GIVEN INFORMATION ->
_ _ _ _ _ _ _

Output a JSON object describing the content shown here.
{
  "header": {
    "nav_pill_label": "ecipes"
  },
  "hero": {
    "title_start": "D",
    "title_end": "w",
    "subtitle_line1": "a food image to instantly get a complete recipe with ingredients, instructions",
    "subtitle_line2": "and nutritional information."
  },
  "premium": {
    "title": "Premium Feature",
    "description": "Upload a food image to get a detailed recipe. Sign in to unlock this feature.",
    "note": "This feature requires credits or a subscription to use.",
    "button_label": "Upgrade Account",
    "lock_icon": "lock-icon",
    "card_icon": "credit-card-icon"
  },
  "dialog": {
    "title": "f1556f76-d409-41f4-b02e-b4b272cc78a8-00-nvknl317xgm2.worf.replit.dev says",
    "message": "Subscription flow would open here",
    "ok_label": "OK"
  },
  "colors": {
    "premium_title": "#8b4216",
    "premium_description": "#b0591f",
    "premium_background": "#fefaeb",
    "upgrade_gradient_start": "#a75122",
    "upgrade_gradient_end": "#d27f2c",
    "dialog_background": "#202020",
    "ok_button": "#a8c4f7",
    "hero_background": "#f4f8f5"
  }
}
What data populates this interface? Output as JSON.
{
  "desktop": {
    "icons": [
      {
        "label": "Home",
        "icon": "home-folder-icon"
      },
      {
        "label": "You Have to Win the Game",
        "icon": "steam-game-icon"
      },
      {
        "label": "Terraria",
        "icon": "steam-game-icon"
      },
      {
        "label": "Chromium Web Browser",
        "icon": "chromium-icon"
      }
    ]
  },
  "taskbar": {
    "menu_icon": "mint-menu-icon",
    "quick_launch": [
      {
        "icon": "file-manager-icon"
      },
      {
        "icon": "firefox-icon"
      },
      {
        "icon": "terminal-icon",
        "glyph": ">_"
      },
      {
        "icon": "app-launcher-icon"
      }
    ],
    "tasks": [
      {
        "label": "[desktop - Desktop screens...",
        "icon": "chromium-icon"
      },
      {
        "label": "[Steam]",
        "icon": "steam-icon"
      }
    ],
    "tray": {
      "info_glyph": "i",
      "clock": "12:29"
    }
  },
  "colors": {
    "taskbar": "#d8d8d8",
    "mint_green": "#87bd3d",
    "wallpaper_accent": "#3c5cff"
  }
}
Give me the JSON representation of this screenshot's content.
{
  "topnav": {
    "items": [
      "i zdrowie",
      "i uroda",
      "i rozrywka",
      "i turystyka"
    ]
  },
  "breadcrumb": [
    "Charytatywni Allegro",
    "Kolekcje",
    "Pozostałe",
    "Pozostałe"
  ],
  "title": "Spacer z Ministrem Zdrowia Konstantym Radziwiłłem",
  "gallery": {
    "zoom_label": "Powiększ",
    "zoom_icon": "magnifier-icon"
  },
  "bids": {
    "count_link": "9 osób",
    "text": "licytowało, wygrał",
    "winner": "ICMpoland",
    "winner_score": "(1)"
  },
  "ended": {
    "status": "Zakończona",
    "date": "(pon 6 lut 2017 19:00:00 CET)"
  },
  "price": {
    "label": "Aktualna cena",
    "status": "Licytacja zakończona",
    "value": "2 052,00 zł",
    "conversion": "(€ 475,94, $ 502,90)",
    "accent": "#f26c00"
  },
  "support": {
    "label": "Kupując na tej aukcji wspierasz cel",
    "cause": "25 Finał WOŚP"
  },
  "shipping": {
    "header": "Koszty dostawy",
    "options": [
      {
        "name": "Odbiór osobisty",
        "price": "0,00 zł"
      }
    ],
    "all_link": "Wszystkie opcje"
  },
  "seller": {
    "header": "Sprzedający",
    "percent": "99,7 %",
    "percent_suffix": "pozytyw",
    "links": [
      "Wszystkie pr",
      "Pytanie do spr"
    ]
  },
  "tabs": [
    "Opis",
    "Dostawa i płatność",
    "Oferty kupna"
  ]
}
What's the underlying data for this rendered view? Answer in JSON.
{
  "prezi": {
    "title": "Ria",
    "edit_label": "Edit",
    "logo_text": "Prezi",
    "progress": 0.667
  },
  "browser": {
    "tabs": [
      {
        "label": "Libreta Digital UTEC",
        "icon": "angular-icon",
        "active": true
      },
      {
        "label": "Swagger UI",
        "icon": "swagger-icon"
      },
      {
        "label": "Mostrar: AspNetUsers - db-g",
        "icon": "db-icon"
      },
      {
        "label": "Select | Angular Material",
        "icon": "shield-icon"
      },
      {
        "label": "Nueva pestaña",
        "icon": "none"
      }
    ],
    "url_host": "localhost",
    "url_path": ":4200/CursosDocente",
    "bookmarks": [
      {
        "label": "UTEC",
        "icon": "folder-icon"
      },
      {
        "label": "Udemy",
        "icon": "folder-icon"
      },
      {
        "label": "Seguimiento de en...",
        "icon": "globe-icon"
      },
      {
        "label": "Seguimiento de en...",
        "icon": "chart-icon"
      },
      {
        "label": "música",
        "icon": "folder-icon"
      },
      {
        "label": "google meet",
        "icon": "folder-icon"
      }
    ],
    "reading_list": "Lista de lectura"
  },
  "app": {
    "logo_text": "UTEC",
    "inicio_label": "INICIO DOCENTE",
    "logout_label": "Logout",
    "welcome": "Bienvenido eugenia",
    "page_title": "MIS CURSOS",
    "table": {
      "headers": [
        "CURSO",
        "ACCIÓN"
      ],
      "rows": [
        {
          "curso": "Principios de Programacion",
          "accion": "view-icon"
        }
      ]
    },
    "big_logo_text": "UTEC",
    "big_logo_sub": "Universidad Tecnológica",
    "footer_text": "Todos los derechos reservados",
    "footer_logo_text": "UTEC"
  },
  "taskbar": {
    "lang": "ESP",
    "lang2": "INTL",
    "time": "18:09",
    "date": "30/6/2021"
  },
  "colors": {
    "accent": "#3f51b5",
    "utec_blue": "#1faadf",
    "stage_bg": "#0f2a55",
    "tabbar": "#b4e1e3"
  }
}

_ _ _ _ _ _ _

OBJECTIVE ->
Locate the string "Output" in the listing above and copy every line where it occurs.

SOLUTION FOR THIS PROBLEM ->
Output a JSON object describing the content shown here.
What data populates this interface? Output as JSON.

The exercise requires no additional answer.